## Instruction
Copy each record exactly as it reads, leaving out any pictures it holds.

## Information shown
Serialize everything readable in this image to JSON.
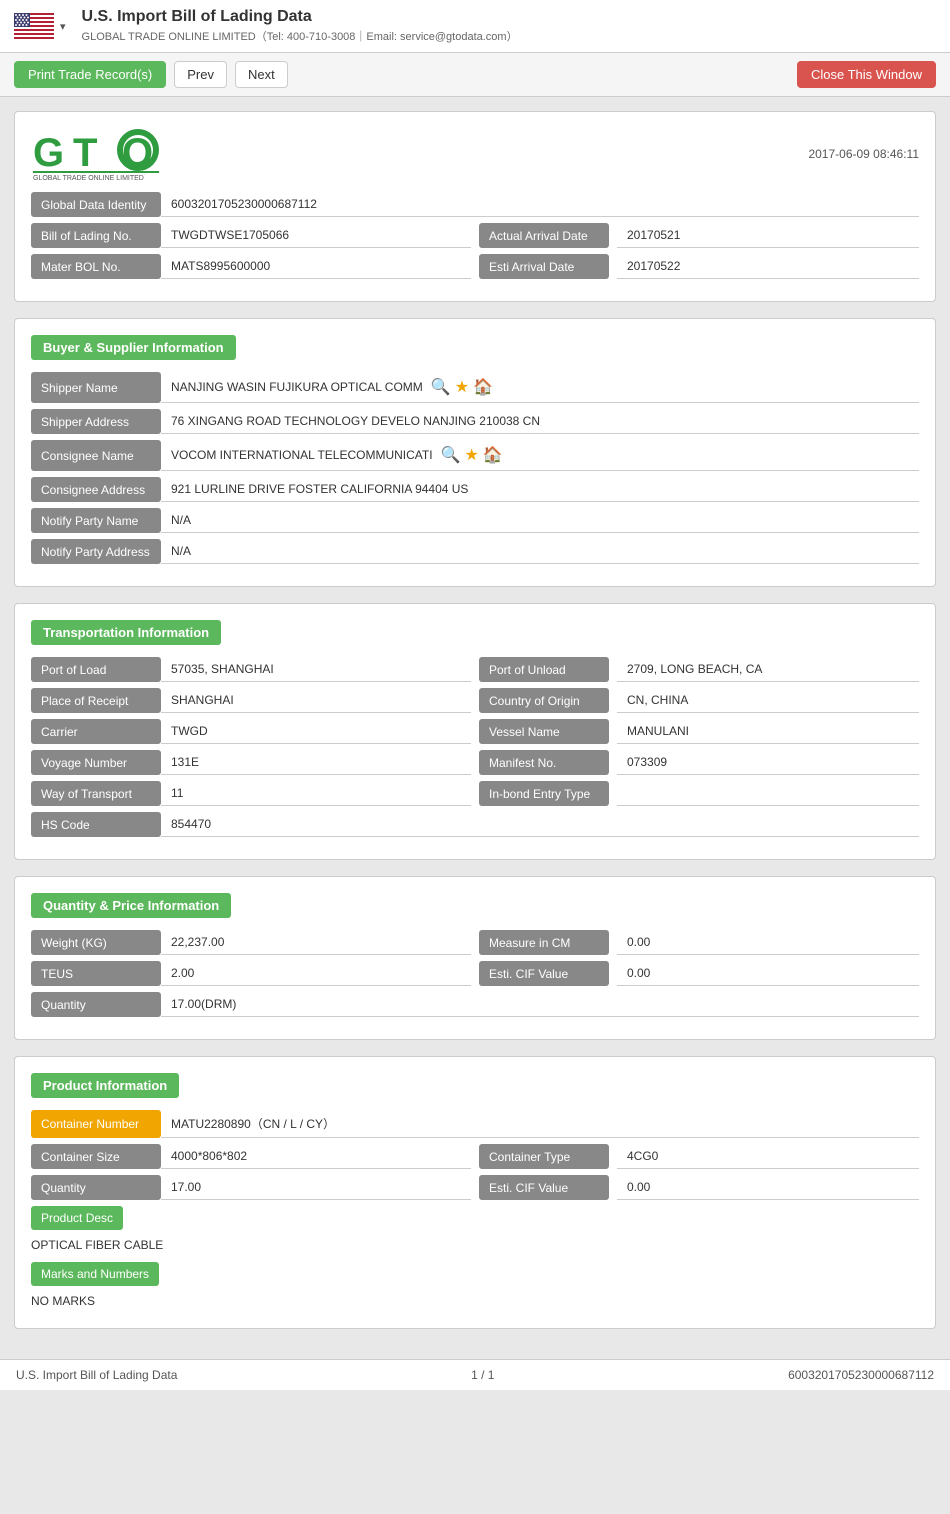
{
  "topbar": {
    "title": "U.S. Import Bill of Lading Data",
    "subtitle": "GLOBAL TRADE ONLINE LIMITED（Tel: 400-710-3008｜Email: service@gtodata.com）",
    "dropdown_icon": "▾"
  },
  "toolbar": {
    "print_label": "Print Trade Record(s)",
    "prev_label": "Prev",
    "next_label": "Next",
    "close_label": "Close This Window"
  },
  "logo": {
    "name": "GTO",
    "full": "GLOBAL TRADE ONLINE LIMITED",
    "timestamp": "2017-06-09 08:46:11"
  },
  "identity": {
    "global_data_identity_label": "Global Data Identity",
    "global_data_identity_value": "6003201705230000687112",
    "bol_label": "Bill of Lading No.",
    "bol_value": "TWGDTWSE1705066",
    "actual_arrival_label": "Actual Arrival Date",
    "actual_arrival_value": "20170521",
    "master_bol_label": "Mater BOL No.",
    "master_bol_value": "MATS8995600000",
    "esti_arrival_label": "Esti Arrival Date",
    "esti_arrival_value": "20170522"
  },
  "buyer_supplier": {
    "section_title": "Buyer & Supplier Information",
    "shipper_name_label": "Shipper Name",
    "shipper_name_value": "NANJING WASIN FUJIKURA OPTICAL COMM",
    "shipper_address_label": "Shipper Address",
    "shipper_address_value": "76 XINGANG ROAD TECHNOLOGY DEVELO NANJING 210038 CN",
    "consignee_name_label": "Consignee Name",
    "consignee_name_value": "VOCOM INTERNATIONAL TELECOMMUNICATI",
    "consignee_address_label": "Consignee Address",
    "consignee_address_value": "921 LURLINE DRIVE FOSTER CALIFORNIA 94404 US",
    "notify_party_name_label": "Notify Party Name",
    "notify_party_name_value": "N/A",
    "notify_party_address_label": "Notify Party Address",
    "notify_party_address_value": "N/A"
  },
  "transportation": {
    "section_title": "Transportation Information",
    "port_of_load_label": "Port of Load",
    "port_of_load_value": "57035, SHANGHAI",
    "port_of_unload_label": "Port of Unload",
    "port_of_unload_value": "2709, LONG BEACH, CA",
    "place_of_receipt_label": "Place of Receipt",
    "place_of_receipt_value": "SHANGHAI",
    "country_of_origin_label": "Country of Origin",
    "country_of_origin_value": "CN, CHINA",
    "carrier_label": "Carrier",
    "carrier_value": "TWGD",
    "vessel_name_label": "Vessel Name",
    "vessel_name_value": "MANULANI",
    "voyage_number_label": "Voyage Number",
    "voyage_number_value": "131E",
    "manifest_no_label": "Manifest No.",
    "manifest_no_value": "073309",
    "way_of_transport_label": "Way of Transport",
    "way_of_transport_value": "11",
    "inbond_label": "In-bond Entry Type",
    "inbond_value": "",
    "hs_code_label": "HS Code",
    "hs_code_value": "854470"
  },
  "quantity_price": {
    "section_title": "Quantity & Price Information",
    "weight_label": "Weight (KG)",
    "weight_value": "22,237.00",
    "measure_label": "Measure in CM",
    "measure_value": "0.00",
    "teus_label": "TEUS",
    "teus_value": "2.00",
    "esti_cif_label": "Esti. CIF Value",
    "esti_cif_value": "0.00",
    "quantity_label": "Quantity",
    "quantity_value": "17.00(DRM)"
  },
  "product": {
    "section_title": "Product Information",
    "container_number_label": "Container Number",
    "container_number_value": "MATU2280890（CN / L / CY）",
    "container_size_label": "Container Size",
    "container_size_value": "4000*806*802",
    "container_type_label": "Container Type",
    "container_type_value": "4CG0",
    "quantity_label": "Quantity",
    "quantity_value": "17.00",
    "esti_cif_label": "Esti. CIF Value",
    "esti_cif_value": "0.00",
    "product_desc_label": "Product Desc",
    "product_desc_value": "OPTICAL FIBER CABLE",
    "marks_label": "Marks and Numbers",
    "marks_value": "NO MARKS"
  },
  "footer": {
    "left": "U.S. Import Bill of Lading Data",
    "center": "1 / 1",
    "right": "6003201705230000687112"
  }
}
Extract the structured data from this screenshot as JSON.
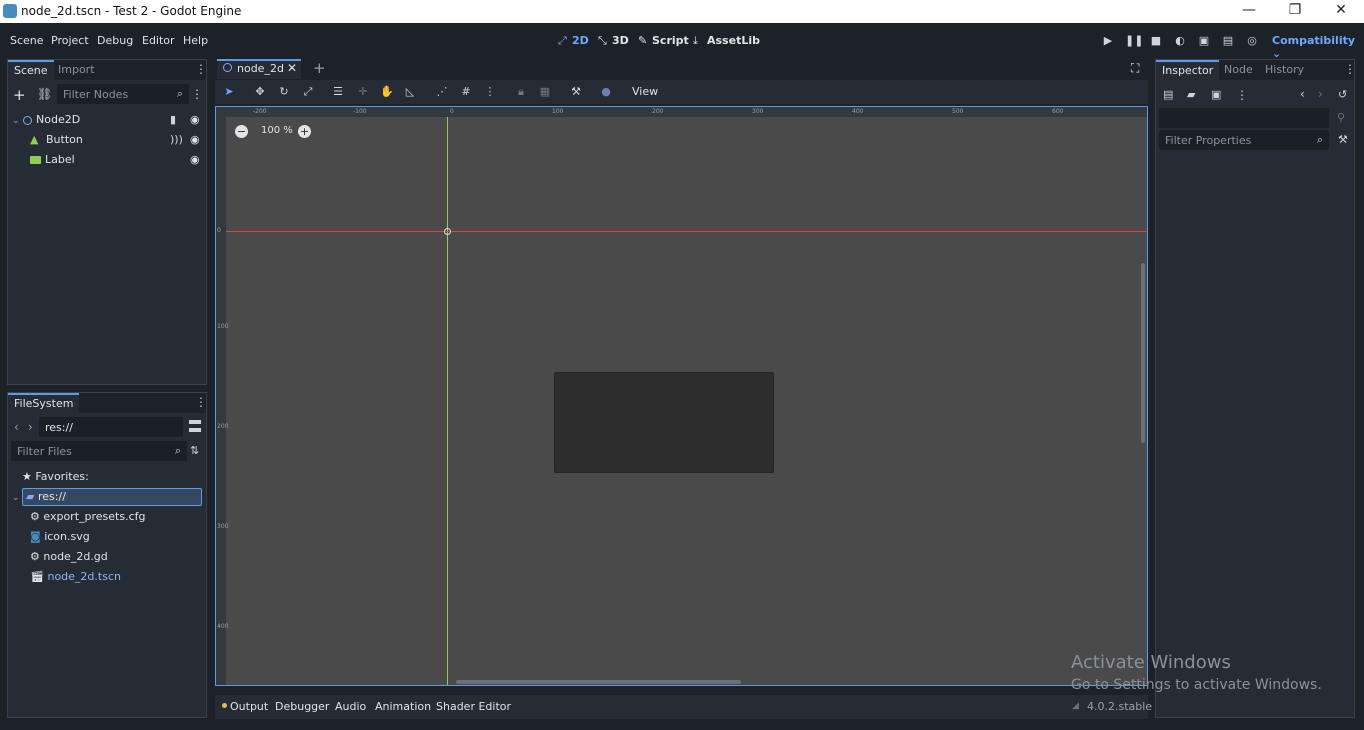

## Result
Serialize everything readable in this image to JSON.
{
  "topbar": {
    "title": "U.S. Import Bill of Lading Data",
    "subtitle": "GLOBAL TRADE ONLINE LIMITED（Tel: 400-710-3008｜Email: service@gtodata.com）",
    "dropdown_icon": "▾"
  },
  "toolbar": {
    "print_label": "Print Trade Record(s)",
    "prev_label": "Prev",
    "next_label": "Next",
    "close_label": "Close This Window"
  },
  "logo": {
    "name": "GTO",
    "full": "GLOBAL TRADE ONLINE LIMITED",
    "timestamp": "2017-06-09 08:46:11"
  },
  "identity": {
    "global_data_identity_label": "Global Data Identity",
    "global_data_identity_value": "6003201705230000687112",
    "bol_label": "Bill of Lading No.",
    "bol_value": "TWGDTWSE1705066",
    "actual_arrival_label": "Actual Arrival Date",
    "actual_arrival_value": "20170521",
    "master_bol_label": "Mater BOL No.",
    "master_bol_value": "MATS8995600000",
    "esti_arrival_label": "Esti Arrival Date",
    "esti_arrival_value": "20170522"
  },
  "buyer_supplier": {
    "section_title": "Buyer & Supplier Information",
    "shipper_name_label": "Shipper Name",
    "shipper_name_value": "NANJING WASIN FUJIKURA OPTICAL COMM",
    "shipper_address_label": "Shipper Address",
    "shipper_address_value": "76 XINGANG ROAD TECHNOLOGY DEVELO NANJING 210038 CN",
    "consignee_name_label": "Consignee Name",
    "consignee_name_value": "VOCOM INTERNATIONAL TELECOMMUNICATI",
    "consignee_address_label": "Consignee Address",
    "consignee_address_value": "921 LURLINE DRIVE FOSTER CALIFORNIA 94404 US",
    "notify_party_name_label": "Notify Party Name",
    "notify_party_name_value": "N/A",
    "notify_party_address_label": "Notify Party Address",
    "notify_party_address_value": "N/A"
  },
  "transportation": {
    "section_title": "Transportation Information",
    "port_of_load_label": "Port of Load",
    "port_of_load_value": "57035, SHANGHAI",
    "port_of_unload_label": "Port of Unload",
    "port_of_unload_value": "2709, LONG BEACH, CA",
    "place_of_receipt_label": "Place of Receipt",
    "place_of_receipt_value": "SHANGHAI",
    "country_of_origin_label": "Country of Origin",
    "country_of_origin_value": "CN, CHINA",
    "carrier_label": "Carrier",
    "carrier_value": "TWGD",
    "vessel_name_label": "Vessel Name",
    "vessel_name_value": "MANULANI",
    "voyage_number_label": "Voyage Number",
    "voyage_number_value": "131E",
    "manifest_no_label": "Manifest No.",
    "manifest_no_value": "073309",
    "way_of_transport_label": "Way of Transport",
    "way_of_transport_value": "11",
    "inbond_label": "In-bond Entry Type",
    "inbond_value": "",
    "hs_code_label": "HS Code",
    "hs_code_value": "854470"
  },
  "quantity_price": {
    "section_title": "Quantity & Price Information",
    "weight_label": "Weight (KG)",
    "weight_value": "22,237.00",
    "measure_label": "Measure in CM",
    "measure_value": "0.00",
    "teus_label": "TEUS",
    "teus_value": "2.00",
    "esti_cif_label": "Esti. CIF Value",
    "esti_cif_value": "0.00",
    "quantity_label": "Quantity",
    "quantity_value": "17.00(DRM)"
  },
  "product": {
    "section_title": "Product Information",
    "container_number_label": "Container Number",
    "container_number_value": "MATU2280890（CN / L / CY）",
    "container_size_label": "Container Size",
    "container_size_value": "4000*806*802",
    "container_type_label": "Container Type",
    "container_type_value": "4CG0",
    "quantity_label": "Quantity",
    "quantity_value": "17.00",
    "esti_cif_label": "Esti. CIF Value",
    "esti_cif_value": "0.00",
    "product_desc_label": "Product Desc",
    "product_desc_value": "OPTICAL FIBER CABLE",
    "marks_label": "Marks and Numbers",
    "marks_value": "NO MARKS"
  },
  "footer": {
    "left": "U.S. Import Bill of Lading Data",
    "center": "1 / 1",
    "right": "6003201705230000687112"
  }
}
Extract the structured data from this screenshot as JSON.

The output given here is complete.